START WORKING DATA

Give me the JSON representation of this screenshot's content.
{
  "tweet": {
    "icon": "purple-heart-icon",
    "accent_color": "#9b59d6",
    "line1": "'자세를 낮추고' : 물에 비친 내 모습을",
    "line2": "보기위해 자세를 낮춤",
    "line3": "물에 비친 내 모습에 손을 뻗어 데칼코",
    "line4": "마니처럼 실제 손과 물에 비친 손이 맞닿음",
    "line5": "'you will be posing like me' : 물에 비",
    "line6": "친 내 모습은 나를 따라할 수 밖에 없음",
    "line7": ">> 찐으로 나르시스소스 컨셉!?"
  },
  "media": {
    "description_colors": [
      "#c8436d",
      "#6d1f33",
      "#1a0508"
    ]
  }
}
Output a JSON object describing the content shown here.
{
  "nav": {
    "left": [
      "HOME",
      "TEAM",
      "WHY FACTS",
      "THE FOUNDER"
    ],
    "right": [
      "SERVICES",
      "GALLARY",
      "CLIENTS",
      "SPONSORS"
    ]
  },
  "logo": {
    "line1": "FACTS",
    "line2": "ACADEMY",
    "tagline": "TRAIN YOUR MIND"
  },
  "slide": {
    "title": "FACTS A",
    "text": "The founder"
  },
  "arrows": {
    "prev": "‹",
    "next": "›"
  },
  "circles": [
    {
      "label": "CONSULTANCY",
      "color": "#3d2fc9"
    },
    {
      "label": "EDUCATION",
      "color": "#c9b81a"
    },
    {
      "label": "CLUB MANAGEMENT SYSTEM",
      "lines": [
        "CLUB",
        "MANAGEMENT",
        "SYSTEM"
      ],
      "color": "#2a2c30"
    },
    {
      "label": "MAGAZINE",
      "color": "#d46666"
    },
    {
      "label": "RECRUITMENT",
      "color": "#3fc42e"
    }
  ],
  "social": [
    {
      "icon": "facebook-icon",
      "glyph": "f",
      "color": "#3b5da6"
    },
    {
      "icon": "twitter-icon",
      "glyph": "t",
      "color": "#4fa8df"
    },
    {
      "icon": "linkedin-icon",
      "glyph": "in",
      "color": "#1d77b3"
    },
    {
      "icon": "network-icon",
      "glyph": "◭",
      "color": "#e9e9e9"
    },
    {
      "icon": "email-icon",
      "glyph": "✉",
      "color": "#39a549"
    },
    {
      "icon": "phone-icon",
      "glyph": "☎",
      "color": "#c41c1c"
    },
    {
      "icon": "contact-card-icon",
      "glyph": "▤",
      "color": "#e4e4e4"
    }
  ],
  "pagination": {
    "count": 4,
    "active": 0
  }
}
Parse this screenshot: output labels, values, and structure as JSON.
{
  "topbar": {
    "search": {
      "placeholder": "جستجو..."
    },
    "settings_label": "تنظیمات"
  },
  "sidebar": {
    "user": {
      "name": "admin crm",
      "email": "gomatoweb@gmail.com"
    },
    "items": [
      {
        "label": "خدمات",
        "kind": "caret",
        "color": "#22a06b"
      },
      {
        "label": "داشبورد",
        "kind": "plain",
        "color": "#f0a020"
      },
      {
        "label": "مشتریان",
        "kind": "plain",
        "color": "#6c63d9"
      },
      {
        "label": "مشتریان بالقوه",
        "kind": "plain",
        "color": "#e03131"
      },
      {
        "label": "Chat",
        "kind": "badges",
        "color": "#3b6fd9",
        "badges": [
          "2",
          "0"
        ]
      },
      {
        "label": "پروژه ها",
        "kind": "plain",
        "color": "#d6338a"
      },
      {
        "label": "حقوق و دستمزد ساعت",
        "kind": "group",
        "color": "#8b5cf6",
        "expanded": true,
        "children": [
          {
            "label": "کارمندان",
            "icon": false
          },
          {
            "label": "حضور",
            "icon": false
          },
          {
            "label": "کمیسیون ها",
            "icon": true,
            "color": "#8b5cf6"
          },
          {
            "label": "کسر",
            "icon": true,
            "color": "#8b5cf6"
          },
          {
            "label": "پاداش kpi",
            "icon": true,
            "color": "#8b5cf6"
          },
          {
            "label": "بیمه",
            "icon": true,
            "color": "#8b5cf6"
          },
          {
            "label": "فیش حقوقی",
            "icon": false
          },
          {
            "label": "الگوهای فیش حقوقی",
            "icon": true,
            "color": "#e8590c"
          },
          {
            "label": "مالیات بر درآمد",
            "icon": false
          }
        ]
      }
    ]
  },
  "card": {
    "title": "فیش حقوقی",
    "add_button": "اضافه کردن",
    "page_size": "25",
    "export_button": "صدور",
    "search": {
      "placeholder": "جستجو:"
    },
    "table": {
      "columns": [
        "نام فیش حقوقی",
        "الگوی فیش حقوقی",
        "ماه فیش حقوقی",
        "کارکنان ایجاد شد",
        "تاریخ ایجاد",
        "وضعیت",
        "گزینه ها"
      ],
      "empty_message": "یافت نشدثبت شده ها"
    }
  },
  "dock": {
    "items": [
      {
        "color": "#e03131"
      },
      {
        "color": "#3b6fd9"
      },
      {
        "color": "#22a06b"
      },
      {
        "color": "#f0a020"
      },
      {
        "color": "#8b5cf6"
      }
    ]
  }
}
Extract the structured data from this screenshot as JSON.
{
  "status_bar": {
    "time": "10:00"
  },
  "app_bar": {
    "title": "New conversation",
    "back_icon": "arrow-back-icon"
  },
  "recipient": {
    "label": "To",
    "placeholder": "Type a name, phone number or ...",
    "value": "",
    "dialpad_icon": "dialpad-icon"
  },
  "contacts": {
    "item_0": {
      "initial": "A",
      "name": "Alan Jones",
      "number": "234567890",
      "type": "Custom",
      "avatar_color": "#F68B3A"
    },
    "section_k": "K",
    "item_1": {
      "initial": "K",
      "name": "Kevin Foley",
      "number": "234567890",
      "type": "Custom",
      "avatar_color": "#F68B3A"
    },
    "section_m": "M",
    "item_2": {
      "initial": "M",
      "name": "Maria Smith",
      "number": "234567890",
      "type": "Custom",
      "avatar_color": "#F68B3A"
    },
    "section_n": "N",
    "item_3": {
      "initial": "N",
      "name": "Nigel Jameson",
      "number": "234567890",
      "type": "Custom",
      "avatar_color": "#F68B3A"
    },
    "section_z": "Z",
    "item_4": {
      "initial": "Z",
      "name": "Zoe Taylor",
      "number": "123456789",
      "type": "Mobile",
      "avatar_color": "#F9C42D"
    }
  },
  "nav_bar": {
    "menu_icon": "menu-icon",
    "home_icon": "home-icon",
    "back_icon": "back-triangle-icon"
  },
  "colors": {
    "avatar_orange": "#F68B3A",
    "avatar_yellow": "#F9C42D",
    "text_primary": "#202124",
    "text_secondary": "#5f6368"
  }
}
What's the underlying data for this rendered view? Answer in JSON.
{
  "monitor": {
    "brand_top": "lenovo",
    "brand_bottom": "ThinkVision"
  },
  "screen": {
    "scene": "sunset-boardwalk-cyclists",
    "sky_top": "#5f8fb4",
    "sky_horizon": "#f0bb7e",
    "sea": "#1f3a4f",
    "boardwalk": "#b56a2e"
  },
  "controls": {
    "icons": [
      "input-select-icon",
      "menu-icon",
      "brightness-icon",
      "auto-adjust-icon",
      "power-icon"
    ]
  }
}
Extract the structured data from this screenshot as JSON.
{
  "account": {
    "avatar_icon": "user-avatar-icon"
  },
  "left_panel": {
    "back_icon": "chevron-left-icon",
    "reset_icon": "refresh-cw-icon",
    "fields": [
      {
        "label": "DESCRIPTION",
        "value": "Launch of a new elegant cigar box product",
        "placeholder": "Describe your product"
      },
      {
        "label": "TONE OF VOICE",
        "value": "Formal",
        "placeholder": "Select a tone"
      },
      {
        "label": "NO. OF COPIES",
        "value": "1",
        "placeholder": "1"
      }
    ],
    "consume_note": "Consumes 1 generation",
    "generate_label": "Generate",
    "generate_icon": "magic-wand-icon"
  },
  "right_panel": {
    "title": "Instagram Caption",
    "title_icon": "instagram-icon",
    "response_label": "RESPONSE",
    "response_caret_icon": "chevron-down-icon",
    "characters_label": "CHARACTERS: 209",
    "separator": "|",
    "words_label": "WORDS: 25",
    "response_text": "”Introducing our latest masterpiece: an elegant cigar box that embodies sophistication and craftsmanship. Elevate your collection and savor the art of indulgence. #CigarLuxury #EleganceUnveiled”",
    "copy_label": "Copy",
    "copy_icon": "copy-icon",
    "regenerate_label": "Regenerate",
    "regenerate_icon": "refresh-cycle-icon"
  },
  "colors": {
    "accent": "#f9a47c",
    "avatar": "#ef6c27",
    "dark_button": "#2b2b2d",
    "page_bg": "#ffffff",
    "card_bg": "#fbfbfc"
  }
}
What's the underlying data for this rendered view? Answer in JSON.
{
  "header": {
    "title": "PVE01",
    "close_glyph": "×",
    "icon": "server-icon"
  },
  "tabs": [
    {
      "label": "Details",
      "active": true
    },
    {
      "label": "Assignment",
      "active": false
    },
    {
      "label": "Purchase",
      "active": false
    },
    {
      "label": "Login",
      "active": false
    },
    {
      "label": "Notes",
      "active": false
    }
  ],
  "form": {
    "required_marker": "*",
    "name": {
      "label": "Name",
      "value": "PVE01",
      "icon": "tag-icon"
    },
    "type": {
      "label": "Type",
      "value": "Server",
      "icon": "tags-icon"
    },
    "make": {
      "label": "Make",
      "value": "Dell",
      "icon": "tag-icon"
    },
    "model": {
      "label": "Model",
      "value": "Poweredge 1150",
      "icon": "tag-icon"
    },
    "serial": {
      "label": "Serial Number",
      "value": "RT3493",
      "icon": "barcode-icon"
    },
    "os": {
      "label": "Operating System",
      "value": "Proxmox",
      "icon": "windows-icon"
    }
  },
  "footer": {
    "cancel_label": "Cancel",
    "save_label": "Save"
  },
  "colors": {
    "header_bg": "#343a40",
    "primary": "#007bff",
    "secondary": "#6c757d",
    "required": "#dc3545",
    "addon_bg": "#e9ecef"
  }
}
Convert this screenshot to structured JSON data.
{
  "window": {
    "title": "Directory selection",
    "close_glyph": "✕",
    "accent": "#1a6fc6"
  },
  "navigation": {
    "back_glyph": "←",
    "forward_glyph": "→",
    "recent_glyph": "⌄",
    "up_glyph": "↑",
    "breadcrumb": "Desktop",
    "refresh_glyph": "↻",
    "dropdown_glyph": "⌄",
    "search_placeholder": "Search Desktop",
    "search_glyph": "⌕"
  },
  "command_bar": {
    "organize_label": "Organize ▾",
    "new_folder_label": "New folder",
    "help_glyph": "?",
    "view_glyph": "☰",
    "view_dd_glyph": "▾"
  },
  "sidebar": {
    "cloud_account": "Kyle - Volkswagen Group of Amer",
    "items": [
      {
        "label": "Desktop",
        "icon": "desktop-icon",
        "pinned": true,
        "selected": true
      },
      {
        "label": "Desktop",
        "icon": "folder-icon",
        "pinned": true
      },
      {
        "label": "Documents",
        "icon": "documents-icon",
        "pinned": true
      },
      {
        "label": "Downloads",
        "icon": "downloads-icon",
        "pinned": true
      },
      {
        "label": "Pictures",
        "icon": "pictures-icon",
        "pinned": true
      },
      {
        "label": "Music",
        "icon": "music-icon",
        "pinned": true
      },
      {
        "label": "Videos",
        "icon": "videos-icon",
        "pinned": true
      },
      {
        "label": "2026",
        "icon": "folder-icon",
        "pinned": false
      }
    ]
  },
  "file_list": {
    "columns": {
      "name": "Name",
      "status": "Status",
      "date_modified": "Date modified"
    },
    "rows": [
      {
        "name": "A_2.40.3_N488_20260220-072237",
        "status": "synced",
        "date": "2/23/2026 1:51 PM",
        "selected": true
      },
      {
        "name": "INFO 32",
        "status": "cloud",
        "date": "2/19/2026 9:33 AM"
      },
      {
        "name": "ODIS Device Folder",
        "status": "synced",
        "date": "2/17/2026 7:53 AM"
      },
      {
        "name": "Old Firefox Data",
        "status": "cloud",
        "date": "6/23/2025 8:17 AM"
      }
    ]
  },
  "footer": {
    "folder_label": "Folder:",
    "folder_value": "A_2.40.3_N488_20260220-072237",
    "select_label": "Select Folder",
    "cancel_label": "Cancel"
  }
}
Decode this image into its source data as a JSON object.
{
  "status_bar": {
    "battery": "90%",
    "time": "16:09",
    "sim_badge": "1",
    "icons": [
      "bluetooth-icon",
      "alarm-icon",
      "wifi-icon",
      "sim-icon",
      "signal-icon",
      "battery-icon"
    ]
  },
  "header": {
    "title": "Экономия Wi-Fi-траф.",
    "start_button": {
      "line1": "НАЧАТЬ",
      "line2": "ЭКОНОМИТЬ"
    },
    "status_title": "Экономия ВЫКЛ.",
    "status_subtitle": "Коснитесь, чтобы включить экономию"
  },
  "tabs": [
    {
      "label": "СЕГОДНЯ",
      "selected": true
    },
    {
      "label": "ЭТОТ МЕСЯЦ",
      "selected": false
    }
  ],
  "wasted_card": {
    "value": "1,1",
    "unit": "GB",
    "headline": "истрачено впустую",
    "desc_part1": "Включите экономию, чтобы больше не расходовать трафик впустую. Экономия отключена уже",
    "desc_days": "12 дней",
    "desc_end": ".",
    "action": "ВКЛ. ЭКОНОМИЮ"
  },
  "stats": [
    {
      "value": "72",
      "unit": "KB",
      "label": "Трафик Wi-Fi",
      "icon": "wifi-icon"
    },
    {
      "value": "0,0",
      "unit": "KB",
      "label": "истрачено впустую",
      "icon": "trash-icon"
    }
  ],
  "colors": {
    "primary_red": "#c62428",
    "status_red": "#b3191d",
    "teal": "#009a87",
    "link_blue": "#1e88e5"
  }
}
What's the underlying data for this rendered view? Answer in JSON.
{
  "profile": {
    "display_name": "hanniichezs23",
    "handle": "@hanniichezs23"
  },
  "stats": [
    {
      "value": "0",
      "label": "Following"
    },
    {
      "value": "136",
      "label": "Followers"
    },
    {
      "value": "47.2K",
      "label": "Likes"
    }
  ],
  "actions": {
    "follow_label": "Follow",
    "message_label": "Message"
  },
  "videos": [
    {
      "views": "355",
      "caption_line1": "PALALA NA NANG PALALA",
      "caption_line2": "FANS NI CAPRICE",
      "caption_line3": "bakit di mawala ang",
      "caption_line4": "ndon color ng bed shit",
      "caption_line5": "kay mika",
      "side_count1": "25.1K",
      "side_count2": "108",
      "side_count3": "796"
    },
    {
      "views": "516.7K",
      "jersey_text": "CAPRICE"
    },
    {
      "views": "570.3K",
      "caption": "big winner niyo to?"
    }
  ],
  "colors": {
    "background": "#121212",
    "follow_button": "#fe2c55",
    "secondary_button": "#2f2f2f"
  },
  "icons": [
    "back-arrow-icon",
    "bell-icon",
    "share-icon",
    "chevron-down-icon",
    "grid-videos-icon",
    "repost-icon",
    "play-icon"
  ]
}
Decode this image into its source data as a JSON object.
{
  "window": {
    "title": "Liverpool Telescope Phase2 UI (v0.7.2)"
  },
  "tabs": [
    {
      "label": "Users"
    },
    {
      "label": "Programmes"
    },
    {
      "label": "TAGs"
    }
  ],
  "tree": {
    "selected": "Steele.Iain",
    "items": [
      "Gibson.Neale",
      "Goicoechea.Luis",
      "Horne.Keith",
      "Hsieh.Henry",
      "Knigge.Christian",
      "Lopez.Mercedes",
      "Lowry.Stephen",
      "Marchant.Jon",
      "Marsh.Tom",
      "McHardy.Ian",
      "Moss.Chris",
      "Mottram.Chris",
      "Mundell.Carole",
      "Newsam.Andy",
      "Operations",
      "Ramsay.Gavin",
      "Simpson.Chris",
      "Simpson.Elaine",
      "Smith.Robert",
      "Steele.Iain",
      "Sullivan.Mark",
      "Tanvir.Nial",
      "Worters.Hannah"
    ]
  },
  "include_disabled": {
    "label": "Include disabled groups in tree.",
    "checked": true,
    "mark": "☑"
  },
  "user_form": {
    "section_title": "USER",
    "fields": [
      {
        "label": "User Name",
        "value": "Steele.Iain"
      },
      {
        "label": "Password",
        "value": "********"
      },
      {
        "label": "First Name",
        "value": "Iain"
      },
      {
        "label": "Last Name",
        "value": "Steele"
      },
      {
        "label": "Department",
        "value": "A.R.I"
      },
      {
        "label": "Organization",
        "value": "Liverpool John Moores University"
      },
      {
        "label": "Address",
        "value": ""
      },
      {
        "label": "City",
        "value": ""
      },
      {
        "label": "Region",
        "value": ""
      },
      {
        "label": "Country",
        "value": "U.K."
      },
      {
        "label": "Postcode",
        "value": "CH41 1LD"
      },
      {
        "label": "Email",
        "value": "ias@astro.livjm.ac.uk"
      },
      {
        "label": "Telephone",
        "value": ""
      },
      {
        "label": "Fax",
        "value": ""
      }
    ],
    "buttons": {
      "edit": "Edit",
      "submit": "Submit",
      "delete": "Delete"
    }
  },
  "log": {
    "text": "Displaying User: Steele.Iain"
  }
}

END WORKING DATA

PROBLEM TO SOLVE: Pick out every line with the string "elegant" and copy it.

TASK RESULT:
        "value": "Launch of a new elegant cigar box product",
    "response_text": "”Introducing our latest masterpiece: an elegant cigar box that embodies sophistication and craftsmanship. Elevate your collection and savor the art of indulgence. #CigarLuxury #EleganceUnveiled”",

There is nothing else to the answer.